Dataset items
>>>

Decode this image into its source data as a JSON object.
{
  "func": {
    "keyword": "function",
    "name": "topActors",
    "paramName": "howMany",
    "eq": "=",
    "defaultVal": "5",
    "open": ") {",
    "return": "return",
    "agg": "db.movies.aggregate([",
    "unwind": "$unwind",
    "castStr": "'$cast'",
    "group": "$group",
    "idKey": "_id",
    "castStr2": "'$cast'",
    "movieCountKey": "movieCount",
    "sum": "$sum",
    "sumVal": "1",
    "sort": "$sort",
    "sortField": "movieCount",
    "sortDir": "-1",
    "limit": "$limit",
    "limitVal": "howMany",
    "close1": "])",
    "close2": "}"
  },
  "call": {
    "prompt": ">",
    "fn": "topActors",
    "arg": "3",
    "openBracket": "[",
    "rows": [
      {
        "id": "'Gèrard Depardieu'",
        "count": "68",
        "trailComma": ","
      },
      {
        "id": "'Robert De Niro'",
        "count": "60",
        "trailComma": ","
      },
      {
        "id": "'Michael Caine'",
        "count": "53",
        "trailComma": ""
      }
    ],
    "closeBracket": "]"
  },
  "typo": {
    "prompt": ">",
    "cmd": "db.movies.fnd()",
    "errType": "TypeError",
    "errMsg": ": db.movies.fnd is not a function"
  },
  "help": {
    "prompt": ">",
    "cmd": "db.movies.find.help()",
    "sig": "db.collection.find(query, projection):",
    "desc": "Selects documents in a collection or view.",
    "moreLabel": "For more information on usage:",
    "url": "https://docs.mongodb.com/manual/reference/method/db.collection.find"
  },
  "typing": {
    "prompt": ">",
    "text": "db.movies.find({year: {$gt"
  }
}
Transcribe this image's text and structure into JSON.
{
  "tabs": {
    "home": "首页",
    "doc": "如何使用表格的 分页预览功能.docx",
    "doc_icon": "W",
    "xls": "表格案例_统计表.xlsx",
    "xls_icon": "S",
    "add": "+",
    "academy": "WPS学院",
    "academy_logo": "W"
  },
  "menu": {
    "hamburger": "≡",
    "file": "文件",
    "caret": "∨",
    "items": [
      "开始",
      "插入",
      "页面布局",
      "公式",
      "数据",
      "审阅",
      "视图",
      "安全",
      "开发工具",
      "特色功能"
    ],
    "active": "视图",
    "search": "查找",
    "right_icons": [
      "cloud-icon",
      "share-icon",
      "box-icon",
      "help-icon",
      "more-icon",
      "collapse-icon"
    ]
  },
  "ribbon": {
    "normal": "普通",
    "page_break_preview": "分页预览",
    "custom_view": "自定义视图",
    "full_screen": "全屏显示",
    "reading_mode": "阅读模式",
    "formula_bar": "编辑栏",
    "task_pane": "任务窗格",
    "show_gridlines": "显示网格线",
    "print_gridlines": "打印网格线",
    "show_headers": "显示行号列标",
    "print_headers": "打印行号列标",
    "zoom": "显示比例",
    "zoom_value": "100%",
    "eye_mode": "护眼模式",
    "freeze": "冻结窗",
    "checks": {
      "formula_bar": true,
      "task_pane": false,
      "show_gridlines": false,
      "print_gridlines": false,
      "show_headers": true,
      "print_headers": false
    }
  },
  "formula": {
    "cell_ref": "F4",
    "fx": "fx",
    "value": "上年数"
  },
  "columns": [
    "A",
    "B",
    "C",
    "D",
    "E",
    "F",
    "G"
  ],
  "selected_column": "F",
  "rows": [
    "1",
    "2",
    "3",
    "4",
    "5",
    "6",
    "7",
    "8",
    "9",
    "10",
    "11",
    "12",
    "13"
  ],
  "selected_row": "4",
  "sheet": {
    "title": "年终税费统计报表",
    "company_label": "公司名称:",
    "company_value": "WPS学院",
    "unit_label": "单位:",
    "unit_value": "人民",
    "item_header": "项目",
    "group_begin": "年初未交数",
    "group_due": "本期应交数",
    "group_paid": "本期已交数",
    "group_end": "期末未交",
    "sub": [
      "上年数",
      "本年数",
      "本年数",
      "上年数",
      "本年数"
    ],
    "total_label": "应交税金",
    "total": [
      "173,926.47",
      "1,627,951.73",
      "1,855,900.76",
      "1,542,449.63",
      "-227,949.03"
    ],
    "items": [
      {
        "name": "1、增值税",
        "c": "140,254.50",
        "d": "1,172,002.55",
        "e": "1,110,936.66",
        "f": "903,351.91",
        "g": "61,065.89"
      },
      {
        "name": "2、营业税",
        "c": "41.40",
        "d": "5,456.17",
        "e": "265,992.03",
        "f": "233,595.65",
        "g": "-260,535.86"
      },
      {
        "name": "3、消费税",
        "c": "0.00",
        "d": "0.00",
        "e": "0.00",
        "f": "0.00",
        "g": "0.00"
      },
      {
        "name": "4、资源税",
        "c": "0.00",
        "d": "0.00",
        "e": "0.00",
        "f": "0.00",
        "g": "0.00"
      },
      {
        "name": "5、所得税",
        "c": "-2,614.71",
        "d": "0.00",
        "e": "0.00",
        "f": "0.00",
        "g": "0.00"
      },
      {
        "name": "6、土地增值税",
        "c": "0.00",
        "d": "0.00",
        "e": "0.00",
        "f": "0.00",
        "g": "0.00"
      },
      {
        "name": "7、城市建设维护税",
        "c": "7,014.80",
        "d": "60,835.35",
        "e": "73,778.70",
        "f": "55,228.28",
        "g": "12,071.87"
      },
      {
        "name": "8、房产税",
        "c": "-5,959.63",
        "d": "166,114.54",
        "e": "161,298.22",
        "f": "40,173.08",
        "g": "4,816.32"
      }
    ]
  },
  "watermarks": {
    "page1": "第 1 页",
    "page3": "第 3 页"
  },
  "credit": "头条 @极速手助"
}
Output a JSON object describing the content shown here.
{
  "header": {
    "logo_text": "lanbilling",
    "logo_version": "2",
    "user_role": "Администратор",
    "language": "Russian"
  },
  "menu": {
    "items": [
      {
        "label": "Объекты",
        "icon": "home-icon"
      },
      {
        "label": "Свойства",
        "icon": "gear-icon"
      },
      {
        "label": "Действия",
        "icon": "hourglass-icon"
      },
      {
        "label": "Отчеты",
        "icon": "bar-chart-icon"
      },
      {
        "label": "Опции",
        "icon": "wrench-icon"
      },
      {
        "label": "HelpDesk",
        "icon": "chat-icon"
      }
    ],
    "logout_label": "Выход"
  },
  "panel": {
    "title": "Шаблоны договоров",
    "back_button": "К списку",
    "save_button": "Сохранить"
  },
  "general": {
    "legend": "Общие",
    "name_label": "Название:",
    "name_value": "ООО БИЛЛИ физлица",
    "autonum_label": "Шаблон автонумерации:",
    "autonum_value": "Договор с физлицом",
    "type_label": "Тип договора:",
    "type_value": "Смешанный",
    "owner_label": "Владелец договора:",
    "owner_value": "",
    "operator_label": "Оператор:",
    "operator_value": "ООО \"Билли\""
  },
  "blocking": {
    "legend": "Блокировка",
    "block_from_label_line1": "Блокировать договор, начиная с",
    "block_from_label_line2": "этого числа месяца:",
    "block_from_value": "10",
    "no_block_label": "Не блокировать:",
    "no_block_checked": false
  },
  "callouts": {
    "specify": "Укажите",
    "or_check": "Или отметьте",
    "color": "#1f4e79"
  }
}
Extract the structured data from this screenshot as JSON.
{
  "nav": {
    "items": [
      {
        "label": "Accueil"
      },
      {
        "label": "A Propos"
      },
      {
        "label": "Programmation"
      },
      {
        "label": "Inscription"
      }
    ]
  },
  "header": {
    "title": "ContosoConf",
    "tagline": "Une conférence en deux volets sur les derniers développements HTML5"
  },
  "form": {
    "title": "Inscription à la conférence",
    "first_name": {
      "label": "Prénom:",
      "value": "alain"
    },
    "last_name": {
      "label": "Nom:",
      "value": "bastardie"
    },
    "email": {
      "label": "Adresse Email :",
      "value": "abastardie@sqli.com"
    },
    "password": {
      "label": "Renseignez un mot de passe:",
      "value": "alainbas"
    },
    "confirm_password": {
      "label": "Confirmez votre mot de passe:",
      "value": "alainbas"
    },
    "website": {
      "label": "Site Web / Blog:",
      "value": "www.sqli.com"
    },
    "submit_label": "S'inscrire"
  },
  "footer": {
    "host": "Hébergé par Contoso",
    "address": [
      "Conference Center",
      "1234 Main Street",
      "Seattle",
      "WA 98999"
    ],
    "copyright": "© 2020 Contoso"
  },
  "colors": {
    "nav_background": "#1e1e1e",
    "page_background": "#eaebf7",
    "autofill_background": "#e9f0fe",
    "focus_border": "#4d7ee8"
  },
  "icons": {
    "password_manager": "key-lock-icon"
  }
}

<<<

### EXERCISE PROMPT
Your task is to reproduce, exactly and exclusively, the lines from the one holding "Extract the structured" through the final line of the listing.

### RESPONSE
Extract the structured data from this screenshot as JSON.
{
  "nav": {
    "items": [
      {
        "label": "Accueil"
      },
      {
        "label": "A Propos"
      },
      {
        "label": "Programmation"
      },
      {
        "label": "Inscription"
      }
    ]
  },
  "header": {
    "title": "ContosoConf",
    "tagline": "Une conférence en deux volets sur les derniers développements HTML5"
  },
  "form": {
    "title": "Inscription à la conférence",
    "first_name": {
      "label": "Prénom:",
      "value": "alain"
    },
    "last_name": {
      "label": "Nom:",
      "value": "bastardie"
    },
    "email": {
      "label": "Adresse Email :",
      "value": "abastardie@sqli.com"
    },
    "password": {
      "label": "Renseignez un mot de passe:",
      "value": "alainbas"
    },
    "confirm_password": {
      "label": "Confirmez votre mot de passe:",
      "value": "alainbas"
    },
    "website": {
      "label": "Site Web / Blog:",
      "value": "www.sqli.com"
    },
    "submit_label": "S'inscrire"
  },
  "footer": {
    "host": "Hébergé par Contoso",
    "address": [
      "Conference Center",
      "1234 Main Street",
      "Seattle",
      "WA 98999"
    ],
    "copyright": "© 2020 Contoso"
  },
  "colors": {
    "nav_background": "#1e1e1e",
    "page_background": "#eaebf7",
    "autofill_background": "#e9f0fe",
    "focus_border": "#4d7ee8"
  },
  "icons": {
    "password_manager": "key-lock-icon"
  }
}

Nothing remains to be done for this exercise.